___ RECORDS SHOWN

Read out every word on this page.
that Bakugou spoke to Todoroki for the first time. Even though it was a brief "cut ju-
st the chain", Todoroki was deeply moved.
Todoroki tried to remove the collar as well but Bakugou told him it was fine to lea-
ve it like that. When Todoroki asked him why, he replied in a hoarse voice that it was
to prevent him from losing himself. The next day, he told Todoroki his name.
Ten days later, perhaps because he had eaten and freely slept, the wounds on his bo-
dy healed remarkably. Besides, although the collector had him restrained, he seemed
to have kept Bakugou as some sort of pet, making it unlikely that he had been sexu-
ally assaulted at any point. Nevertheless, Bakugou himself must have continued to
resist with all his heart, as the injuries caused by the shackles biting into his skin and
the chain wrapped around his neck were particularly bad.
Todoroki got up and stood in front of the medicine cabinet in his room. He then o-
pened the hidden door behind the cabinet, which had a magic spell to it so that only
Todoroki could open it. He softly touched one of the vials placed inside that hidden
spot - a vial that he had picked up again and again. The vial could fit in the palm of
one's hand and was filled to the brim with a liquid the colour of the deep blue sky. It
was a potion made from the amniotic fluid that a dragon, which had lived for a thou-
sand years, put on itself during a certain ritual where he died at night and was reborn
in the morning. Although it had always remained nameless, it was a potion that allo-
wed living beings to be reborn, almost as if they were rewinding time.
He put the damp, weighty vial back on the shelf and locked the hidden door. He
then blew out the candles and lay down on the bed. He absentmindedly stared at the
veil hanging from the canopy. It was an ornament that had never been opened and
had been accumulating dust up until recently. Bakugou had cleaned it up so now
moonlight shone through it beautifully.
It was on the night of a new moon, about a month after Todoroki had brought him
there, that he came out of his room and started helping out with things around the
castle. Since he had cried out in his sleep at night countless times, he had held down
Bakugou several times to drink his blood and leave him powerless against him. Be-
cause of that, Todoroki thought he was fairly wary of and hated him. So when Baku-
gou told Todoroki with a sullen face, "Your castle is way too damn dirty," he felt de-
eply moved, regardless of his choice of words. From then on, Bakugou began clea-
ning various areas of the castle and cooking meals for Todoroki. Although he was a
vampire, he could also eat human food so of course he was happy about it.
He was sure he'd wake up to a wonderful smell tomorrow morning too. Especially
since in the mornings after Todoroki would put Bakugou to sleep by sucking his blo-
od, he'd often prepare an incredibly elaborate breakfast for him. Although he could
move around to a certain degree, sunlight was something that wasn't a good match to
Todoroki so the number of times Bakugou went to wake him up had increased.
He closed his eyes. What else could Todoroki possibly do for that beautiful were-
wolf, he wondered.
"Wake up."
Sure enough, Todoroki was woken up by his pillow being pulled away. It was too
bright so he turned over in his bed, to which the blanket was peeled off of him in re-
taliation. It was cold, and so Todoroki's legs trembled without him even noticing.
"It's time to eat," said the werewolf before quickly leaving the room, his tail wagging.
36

______

### GIVEN REQUEST
Copy out every line from the material above in which the word "have" appears.

### FINAL RESULT
to have kept Bakugou as some sort of pet, making it unlikely that he had been sexu-
ally assaulted at any point. Nevertheless, Bakugou himself must have continued to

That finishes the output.